Set down all of the data that follows word for word, without the images.

-- begin Material for the task --

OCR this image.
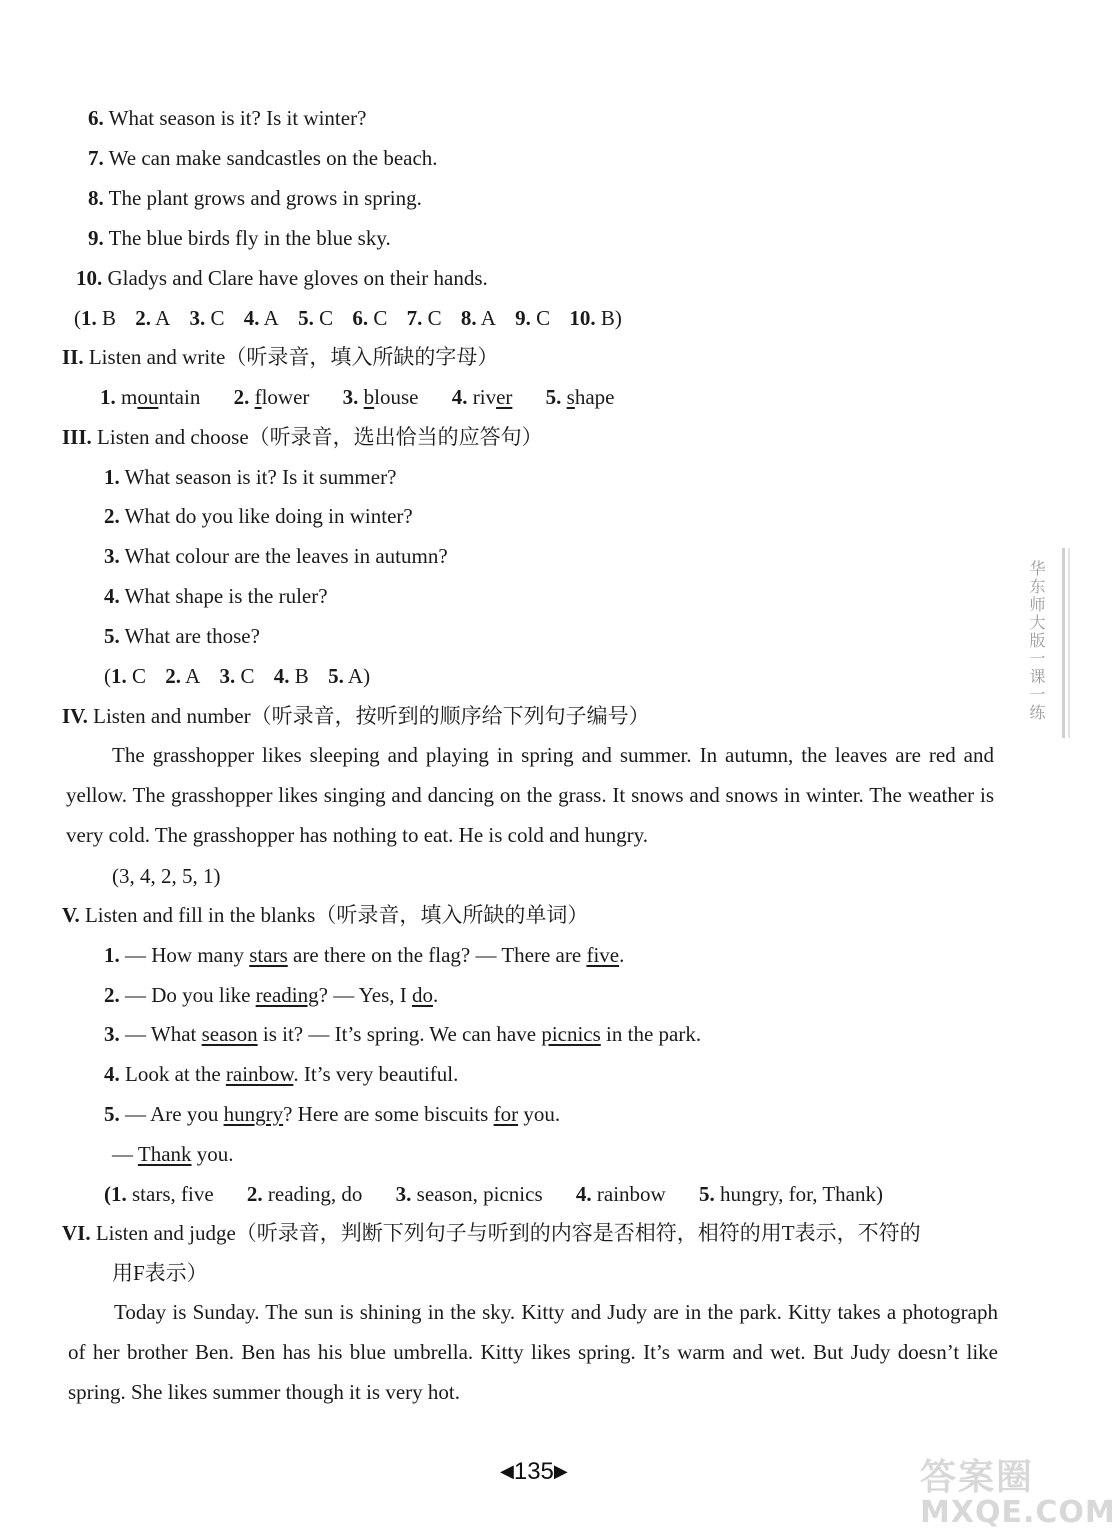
6. What season is it? Is it winter?
7. We can make sandcastles on the beach.
8. The plant grows and grows in spring.
9. The blue birds fly in the blue sky.
10. Gladys and Clare have gloves on their hands.
(1. B 2. A 3. C 4. A 5. C 6. C 7. C 8. A 9. C 10. B)
II. Listen and write（听录音，填入所缺的字母）
1. mountain 2. flower 3. blouse 4. river 5. shape
III. Listen and choose（听录音，选出恰当的应答句）
1. What season is it? Is it summer?
2. What do you like doing in winter?
3. What colour are the leaves in autumn?
4. What shape is the ruler?
5. What are those?
(1. C 2. A 3. C 4. B 5. A)
IV. Listen and number（听录音，按听到的顺序给下列句子编号）
The grasshopper likes sleeping and playing in spring and summer. In autumn, the leaves are red and yellow. The grasshopper likes singing and dancing on the grass. It snows and snows in winter. The weather is very cold. The grasshopper has nothing to eat. He is cold and hungry.
(3, 4, 2, 5, 1)
V. Listen and fill in the blanks（听录音，填入所缺的单词）
1. — How many stars are there on the flag? — There are five.
2. — Do you like reading? — Yes, I do.
3. — What season is it? — It’s spring. We can have picnics in the park.
4. Look at the rainbow. It’s very beautiful.
5. — Are you hungry? Here are some biscuits for you.
— Thank you.
(1. stars, five 2. reading, do 3. season, picnics 4. rainbow 5. hungry, for, Thank)
VI. Listen and judge（听录音，判断下列句子与听到的内容是否相符，相符的用T表示，不符的
用F表示）
Today is Sunday. The sun is shining in the sky. Kitty and Judy are in the park. Kitty takes a photograph of her brother Ben. Ben has his blue umbrella. Kitty likes spring. It’s warm and wet. But Judy doesn’t like spring. She likes summer though it is very hot.
华东师大版一课一练
◀135▶	答案圈
MXQE.COM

-- end Material for the task --

> _Solved problem_:
OCR this image.
6. What season is it? Is it winter?
7. We can make sandcastles on the beach.
8. The plant grows and grows in spring.
9. The blue birds fly in the blue sky.
10. Gladys and Clare have gloves on their hands.
(1. B 2. A 3. C 4. A 5. C 6. C 7. C 8. A 9. C 10. B)
II. Listen and write（听录音，填入所缺的字母）
1. mountain 2. flower 3. blouse 4. river 5. shape
III. Listen and choose（听录音，选出恰当的应答句）
1. What season is it? Is it summer?
2. What do you like doing in winter?
3. What colour are the leaves in autumn?
4. What shape is the ruler?
5. What are those?
(1. C 2. A 3. C 4. B 5. A)
IV. Listen and number（听录音，按听到的顺序给下列句子编号）
The grasshopper likes sleeping and playing in spring and summer. In autumn, the leaves are red and yellow. The grasshopper likes singing and dancing on the grass. It snows and snows in winter. The weather is very cold. The grasshopper has nothing to eat. He is cold and hungry.
(3, 4, 2, 5, 1)
V. Listen and fill in the blanks（听录音，填入所缺的单词）
1. — How many stars are there on the flag? — There are five.
2. — Do you like reading? — Yes, I do.
3. — What season is it? — It’s spring. We can have picnics in the park.
4. Look at the rainbow. It’s very beautiful.
5. — Are you hungry? Here are some biscuits for you.
— Thank you.
(1. stars, five 2. reading, do 3. season, picnics 4. rainbow 5. hungry, for, Thank)
VI. Listen and judge（听录音，判断下列句子与听到的内容是否相符，相符的用T表示，不符的
用F表示）
Today is Sunday. The sun is shining in the sky. Kitty and Judy are in the park. Kitty takes a photograph of her brother Ben. Ben has his blue umbrella. Kitty likes spring. It’s warm and wet. But Judy doesn’t like spring. She likes summer though it is very hot.
华东师大版一课一练
◀135▶	答案圈
MXQE.COM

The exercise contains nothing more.